__TASK GOAL__:
Find every line with the word "opzione". Copy those lines.

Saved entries

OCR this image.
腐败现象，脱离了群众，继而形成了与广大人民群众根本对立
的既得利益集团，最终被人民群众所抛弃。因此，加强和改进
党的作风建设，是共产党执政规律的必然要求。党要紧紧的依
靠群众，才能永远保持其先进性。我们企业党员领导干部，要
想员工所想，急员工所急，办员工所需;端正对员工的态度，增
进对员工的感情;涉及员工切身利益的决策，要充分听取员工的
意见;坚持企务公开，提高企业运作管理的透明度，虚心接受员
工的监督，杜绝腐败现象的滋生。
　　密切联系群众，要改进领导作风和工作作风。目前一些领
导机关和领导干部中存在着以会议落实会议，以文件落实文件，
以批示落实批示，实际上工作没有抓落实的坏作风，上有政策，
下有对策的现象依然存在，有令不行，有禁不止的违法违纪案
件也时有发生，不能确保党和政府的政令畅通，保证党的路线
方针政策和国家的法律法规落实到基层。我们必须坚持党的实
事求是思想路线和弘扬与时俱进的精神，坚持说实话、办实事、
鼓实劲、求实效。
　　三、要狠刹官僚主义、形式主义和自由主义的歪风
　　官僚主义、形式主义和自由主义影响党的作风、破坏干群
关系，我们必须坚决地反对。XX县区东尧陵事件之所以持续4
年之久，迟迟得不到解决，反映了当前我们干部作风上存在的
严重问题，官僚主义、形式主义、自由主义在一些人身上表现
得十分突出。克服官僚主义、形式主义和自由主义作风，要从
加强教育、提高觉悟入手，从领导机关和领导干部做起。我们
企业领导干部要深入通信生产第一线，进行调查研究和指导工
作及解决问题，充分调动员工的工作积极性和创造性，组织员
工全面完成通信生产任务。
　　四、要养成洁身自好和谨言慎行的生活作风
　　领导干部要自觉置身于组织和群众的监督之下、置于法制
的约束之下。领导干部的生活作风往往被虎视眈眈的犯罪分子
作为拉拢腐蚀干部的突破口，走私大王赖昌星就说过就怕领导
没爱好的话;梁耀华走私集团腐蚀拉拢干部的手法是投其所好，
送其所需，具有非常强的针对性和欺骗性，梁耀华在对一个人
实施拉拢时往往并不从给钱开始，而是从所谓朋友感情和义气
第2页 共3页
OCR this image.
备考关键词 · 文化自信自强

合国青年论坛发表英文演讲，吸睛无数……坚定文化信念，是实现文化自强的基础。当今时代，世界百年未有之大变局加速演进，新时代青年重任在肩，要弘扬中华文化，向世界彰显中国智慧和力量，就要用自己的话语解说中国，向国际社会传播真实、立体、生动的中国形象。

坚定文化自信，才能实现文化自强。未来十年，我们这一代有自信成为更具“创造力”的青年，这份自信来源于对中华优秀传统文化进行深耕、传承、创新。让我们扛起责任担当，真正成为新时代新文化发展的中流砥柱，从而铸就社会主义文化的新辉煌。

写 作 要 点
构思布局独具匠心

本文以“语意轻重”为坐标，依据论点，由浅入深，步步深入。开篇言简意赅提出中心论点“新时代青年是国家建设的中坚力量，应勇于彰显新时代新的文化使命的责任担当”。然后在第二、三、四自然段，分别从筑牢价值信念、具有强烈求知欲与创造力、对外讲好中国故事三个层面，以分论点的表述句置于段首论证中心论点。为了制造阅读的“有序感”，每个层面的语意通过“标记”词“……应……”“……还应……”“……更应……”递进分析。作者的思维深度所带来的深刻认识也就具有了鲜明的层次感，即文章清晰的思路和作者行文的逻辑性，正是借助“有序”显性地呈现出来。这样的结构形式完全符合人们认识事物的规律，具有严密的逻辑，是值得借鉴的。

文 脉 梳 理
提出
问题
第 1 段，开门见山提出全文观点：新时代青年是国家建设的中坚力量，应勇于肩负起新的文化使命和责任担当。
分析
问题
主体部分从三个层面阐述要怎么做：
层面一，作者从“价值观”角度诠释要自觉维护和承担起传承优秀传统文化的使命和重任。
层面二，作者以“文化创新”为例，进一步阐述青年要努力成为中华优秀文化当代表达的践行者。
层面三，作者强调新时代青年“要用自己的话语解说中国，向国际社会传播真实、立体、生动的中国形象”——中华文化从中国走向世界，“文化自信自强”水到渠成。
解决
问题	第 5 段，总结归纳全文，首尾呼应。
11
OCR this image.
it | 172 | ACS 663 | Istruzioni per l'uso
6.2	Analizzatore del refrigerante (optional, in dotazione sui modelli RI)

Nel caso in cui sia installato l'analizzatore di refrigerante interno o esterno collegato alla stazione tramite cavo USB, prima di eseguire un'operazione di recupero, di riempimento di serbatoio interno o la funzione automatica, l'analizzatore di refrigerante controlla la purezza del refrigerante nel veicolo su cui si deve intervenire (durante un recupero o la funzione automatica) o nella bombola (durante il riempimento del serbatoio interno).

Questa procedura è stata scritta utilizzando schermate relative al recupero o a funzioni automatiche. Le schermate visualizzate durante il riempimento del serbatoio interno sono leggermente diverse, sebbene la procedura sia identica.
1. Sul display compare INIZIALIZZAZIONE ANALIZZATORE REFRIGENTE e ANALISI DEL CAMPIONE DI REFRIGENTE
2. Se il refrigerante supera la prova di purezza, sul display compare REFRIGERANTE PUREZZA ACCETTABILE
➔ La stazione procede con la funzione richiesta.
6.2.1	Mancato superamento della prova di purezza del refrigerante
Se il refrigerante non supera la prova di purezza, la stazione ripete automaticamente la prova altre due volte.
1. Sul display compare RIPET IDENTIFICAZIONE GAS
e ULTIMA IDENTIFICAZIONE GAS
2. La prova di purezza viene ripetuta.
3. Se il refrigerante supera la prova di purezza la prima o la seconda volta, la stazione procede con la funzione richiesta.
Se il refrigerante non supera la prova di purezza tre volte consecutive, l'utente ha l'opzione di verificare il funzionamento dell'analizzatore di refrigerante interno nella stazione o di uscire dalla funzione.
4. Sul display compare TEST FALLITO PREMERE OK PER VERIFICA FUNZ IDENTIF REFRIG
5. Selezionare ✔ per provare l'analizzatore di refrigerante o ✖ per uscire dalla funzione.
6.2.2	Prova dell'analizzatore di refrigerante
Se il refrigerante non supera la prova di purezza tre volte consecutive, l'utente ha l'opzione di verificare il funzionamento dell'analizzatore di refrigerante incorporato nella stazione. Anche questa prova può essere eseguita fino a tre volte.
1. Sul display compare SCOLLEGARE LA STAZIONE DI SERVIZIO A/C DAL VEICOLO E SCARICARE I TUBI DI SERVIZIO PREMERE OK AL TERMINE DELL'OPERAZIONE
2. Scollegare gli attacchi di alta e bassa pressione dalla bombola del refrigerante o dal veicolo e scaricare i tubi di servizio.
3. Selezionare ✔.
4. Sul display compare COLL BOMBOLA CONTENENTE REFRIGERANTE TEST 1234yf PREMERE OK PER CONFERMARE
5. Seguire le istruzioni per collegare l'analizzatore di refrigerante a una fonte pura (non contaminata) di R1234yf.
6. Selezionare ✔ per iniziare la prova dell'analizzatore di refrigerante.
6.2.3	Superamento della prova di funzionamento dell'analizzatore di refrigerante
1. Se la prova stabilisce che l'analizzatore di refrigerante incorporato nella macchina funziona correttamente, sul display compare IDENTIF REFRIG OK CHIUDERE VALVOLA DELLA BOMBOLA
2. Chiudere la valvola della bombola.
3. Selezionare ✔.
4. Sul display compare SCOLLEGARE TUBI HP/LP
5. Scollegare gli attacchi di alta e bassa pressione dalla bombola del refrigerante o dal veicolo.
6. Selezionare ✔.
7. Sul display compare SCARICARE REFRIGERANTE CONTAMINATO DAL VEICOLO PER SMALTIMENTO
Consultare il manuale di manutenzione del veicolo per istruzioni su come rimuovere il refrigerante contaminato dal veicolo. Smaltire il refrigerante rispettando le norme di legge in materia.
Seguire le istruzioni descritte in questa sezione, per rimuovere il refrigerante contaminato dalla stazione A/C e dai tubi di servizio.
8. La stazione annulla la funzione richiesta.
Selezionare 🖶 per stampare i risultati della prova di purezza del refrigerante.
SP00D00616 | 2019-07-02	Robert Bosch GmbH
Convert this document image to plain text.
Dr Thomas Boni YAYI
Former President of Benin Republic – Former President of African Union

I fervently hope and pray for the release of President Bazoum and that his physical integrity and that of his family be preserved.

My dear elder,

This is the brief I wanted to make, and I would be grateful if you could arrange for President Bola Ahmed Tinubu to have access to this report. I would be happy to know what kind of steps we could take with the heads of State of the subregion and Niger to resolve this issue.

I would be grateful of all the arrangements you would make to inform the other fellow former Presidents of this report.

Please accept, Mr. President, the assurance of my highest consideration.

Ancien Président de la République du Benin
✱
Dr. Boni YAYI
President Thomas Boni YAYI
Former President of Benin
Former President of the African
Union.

__CORRECT RESPONSE__:
Se il refrigerante non supera la prova di purezza tre volte consecutive, l'utente ha l'opzione di verificare il funzionamento dell'analizzatore di refrigerante interno nella stazione o di uscire dalla funzione.
Se il refrigerante non supera la prova di purezza tre volte consecutive, l'utente ha l'opzione di verificare il funzionamento dell'analizzatore di refrigerante incorporato nella stazione. Anche questa prova può essere eseguita fino a tre volte.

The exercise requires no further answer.